Stated problem –
Exactly as given, repeat all of the entries.

......

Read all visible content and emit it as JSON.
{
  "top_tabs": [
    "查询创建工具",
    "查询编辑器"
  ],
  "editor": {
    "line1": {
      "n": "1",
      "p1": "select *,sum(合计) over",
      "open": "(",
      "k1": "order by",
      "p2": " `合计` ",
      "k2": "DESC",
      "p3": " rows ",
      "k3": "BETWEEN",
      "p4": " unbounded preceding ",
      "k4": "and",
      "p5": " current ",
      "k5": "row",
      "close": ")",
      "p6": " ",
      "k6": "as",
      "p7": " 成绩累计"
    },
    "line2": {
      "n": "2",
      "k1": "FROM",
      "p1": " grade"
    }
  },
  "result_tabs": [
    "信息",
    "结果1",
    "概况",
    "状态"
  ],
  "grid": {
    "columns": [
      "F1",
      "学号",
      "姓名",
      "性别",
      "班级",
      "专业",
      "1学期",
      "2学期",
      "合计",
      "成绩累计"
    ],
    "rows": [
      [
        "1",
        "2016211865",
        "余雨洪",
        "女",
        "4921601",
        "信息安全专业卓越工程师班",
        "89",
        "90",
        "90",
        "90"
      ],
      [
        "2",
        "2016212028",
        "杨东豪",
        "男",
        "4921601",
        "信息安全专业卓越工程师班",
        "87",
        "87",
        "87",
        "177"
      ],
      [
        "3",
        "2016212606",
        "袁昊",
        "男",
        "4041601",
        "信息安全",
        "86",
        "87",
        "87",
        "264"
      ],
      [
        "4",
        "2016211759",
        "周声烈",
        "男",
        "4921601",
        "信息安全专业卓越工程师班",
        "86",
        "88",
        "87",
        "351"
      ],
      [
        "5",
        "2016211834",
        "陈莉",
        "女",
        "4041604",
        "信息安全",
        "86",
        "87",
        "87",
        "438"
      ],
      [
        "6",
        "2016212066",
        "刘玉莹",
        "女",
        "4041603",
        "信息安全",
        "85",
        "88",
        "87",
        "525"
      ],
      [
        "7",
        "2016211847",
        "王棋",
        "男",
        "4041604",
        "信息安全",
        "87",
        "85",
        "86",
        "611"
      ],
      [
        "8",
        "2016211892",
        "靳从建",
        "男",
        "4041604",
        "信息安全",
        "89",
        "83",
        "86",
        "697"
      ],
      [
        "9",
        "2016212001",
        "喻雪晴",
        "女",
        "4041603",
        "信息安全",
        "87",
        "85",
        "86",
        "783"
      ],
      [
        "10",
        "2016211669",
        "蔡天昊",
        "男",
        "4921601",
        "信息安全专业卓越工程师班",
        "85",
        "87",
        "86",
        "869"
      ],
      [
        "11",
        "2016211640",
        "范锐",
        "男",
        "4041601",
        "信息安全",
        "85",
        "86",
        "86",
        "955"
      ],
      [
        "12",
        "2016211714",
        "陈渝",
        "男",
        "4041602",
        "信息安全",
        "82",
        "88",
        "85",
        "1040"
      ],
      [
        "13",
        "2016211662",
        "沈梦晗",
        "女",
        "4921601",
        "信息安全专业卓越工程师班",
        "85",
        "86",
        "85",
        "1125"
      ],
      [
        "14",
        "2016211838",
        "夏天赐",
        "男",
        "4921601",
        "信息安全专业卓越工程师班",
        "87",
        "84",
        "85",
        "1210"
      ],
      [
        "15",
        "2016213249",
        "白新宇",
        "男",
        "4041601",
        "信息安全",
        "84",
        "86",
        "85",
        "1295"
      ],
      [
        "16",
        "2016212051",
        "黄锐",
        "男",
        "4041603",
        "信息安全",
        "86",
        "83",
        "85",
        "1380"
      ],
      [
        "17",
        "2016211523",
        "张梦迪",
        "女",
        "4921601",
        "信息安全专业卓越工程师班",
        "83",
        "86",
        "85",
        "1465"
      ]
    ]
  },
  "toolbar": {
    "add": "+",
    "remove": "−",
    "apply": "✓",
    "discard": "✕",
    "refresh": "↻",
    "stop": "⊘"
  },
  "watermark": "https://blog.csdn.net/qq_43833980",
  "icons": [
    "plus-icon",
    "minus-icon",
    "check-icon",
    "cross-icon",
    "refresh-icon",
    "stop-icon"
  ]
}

......

Reply to the exercise –
Read all visible content and emit it as JSON.
{
  "top_tabs": [
    "查询创建工具",
    "查询编辑器"
  ],
  "editor": {
    "line1": {
      "n": "1",
      "p1": "select *,sum(合计) over",
      "open": "(",
      "k1": "order by",
      "p2": " `合计` ",
      "k2": "DESC",
      "p3": " rows ",
      "k3": "BETWEEN",
      "p4": " unbounded preceding ",
      "k4": "and",
      "p5": " current ",
      "k5": "row",
      "close": ")",
      "p6": " ",
      "k6": "as",
      "p7": " 成绩累计"
    },
    "line2": {
      "n": "2",
      "k1": "FROM",
      "p1": " grade"
    }
  },
  "result_tabs": [
    "信息",
    "结果1",
    "概况",
    "状态"
  ],
  "grid": {
    "columns": [
      "F1",
      "学号",
      "姓名",
      "性别",
      "班级",
      "专业",
      "1学期",
      "2学期",
      "合计",
      "成绩累计"
    ],
    "rows": [
      [
        "1",
        "2016211865",
        "余雨洪",
        "女",
        "4921601",
        "信息安全专业卓越工程师班",
        "89",
        "90",
        "90",
        "90"
      ],
      [
        "2",
        "2016212028",
        "杨东豪",
        "男",
        "4921601",
        "信息安全专业卓越工程师班",
        "87",
        "87",
        "87",
        "177"
      ],
      [
        "3",
        "2016212606",
        "袁昊",
        "男",
        "4041601",
        "信息安全",
        "86",
        "87",
        "87",
        "264"
      ],
      [
        "4",
        "2016211759",
        "周声烈",
        "男",
        "4921601",
        "信息安全专业卓越工程师班",
        "86",
        "88",
        "87",
        "351"
      ],
      [
        "5",
        "2016211834",
        "陈莉",
        "女",
        "4041604",
        "信息安全",
        "86",
        "87",
        "87",
        "438"
      ],
      [
        "6",
        "2016212066",
        "刘玉莹",
        "女",
        "4041603",
        "信息安全",
        "85",
        "88",
        "87",
        "525"
      ],
      [
        "7",
        "2016211847",
        "王棋",
        "男",
        "4041604",
        "信息安全",
        "87",
        "85",
        "86",
        "611"
      ],
      [
        "8",
        "2016211892",
        "靳从建",
        "男",
        "4041604",
        "信息安全",
        "89",
        "83",
        "86",
        "697"
      ],
      [
        "9",
        "2016212001",
        "喻雪晴",
        "女",
        "4041603",
        "信息安全",
        "87",
        "85",
        "86",
        "783"
      ],
      [
        "10",
        "2016211669",
        "蔡天昊",
        "男",
        "4921601",
        "信息安全专业卓越工程师班",
        "85",
        "87",
        "86",
        "869"
      ],
      [
        "11",
        "2016211640",
        "范锐",
        "男",
        "4041601",
        "信息安全",
        "85",
        "86",
        "86",
        "955"
      ],
      [
        "12",
        "2016211714",
        "陈渝",
        "男",
        "4041602",
        "信息安全",
        "82",
        "88",
        "85",
        "1040"
      ],
      [
        "13",
        "2016211662",
        "沈梦晗",
        "女",
        "4921601",
        "信息安全专业卓越工程师班",
        "85",
        "86",
        "85",
        "1125"
      ],
      [
        "14",
        "2016211838",
        "夏天赐",
        "男",
        "4921601",
        "信息安全专业卓越工程师班",
        "87",
        "84",
        "85",
        "1210"
      ],
      [
        "15",
        "2016213249",
        "白新宇",
        "男",
        "4041601",
        "信息安全",
        "84",
        "86",
        "85",
        "1295"
      ],
      [
        "16",
        "2016212051",
        "黄锐",
        "男",
        "4041603",
        "信息安全",
        "86",
        "83",
        "85",
        "1380"
      ],
      [
        "17",
        "2016211523",
        "张梦迪",
        "女",
        "4921601",
        "信息安全专业卓越工程师班",
        "83",
        "86",
        "85",
        "1465"
      ]
    ]
  },
  "toolbar": {
    "add": "+",
    "remove": "−",
    "apply": "✓",
    "discard": "✕",
    "refresh": "↻",
    "stop": "⊘"
  },
  "watermark": "https://blog.csdn.net/qq_43833980",
  "icons": [
    "plus-icon",
    "minus-icon",
    "check-icon",
    "cross-icon",
    "refresh-icon",
    "stop-icon"
  ]
}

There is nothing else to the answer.